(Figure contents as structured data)
## begin

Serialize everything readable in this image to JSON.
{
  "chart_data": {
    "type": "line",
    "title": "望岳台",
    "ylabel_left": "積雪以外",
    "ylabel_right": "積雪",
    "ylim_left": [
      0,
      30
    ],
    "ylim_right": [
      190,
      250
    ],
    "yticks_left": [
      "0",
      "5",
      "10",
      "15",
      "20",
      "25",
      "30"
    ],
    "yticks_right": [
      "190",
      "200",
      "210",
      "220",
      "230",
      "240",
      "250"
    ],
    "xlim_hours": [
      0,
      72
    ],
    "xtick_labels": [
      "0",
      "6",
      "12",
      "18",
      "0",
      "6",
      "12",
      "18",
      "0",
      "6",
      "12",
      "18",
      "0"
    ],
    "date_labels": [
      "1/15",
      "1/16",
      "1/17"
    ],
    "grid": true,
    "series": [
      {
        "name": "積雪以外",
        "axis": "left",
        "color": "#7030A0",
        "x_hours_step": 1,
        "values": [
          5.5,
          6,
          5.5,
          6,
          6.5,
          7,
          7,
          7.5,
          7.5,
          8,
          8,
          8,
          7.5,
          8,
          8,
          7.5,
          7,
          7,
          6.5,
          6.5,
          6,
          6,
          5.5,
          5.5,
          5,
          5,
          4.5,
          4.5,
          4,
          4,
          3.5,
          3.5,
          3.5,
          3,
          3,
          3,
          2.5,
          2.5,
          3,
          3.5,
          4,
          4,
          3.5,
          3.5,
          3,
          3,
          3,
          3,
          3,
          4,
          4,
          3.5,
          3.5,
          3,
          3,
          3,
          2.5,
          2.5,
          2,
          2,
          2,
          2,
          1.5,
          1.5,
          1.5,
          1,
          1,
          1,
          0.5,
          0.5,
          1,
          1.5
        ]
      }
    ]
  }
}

## end

What you will do:
Write out every line from the records above, word for word.

Right answer:
Serialize everything readable in this image to JSON.
{
  "chart_data": {
    "type": "line",
    "title": "望岳台",
    "ylabel_left": "積雪以外",
    "ylabel_right": "積雪",
    "ylim_left": [
      0,
      30
    ],
    "ylim_right": [
      190,
      250
    ],
    "yticks_left": [
      "0",
      "5",
      "10",
      "15",
      "20",
      "25",
      "30"
    ],
    "yticks_right": [
      "190",
      "200",
      "210",
      "220",
      "230",
      "240",
      "250"
    ],
    "xlim_hours": [
      0,
      72
    ],
    "xtick_labels": [
      "0",
      "6",
      "12",
      "18",
      "0",
      "6",
      "12",
      "18",
      "0",
      "6",
      "12",
      "18",
      "0"
    ],
    "date_labels": [
      "1/15",
      "1/16",
      "1/17"
    ],
    "grid": true,
    "series": [
      {
        "name": "積雪以外",
        "axis": "left",
        "color": "#7030A0",
        "x_hours_step": 1,
        "values": [
          5.5,
          6,
          5.5,
          6,
          6.5,
          7,
          7,
          7.5,
          7.5,
          8,
          8,
          8,
          7.5,
          8,
          8,
          7.5,
          7,
          7,
          6.5,
          6.5,
          6,
          6,
          5.5,
          5.5,
          5,
          5,
          4.5,
          4.5,
          4,
          4,
          3.5,
          3.5,
          3.5,
          3,
          3,
          3,
          2.5,
          2.5,
          3,
          3.5,
          4,
          4,
          3.5,
          3.5,
          3,
          3,
          3,
          3,
          3,
          4,
          4,
          3.5,
          3.5,
          3,
          3,
          3,
          2.5,
          2.5,
          2,
          2,
          2,
          2,
          1.5,
          1.5,
          1.5,
          1,
          1,
          1,
          0.5,
          0.5,
          1,
          1.5
        ]
      }
    ]
  }
}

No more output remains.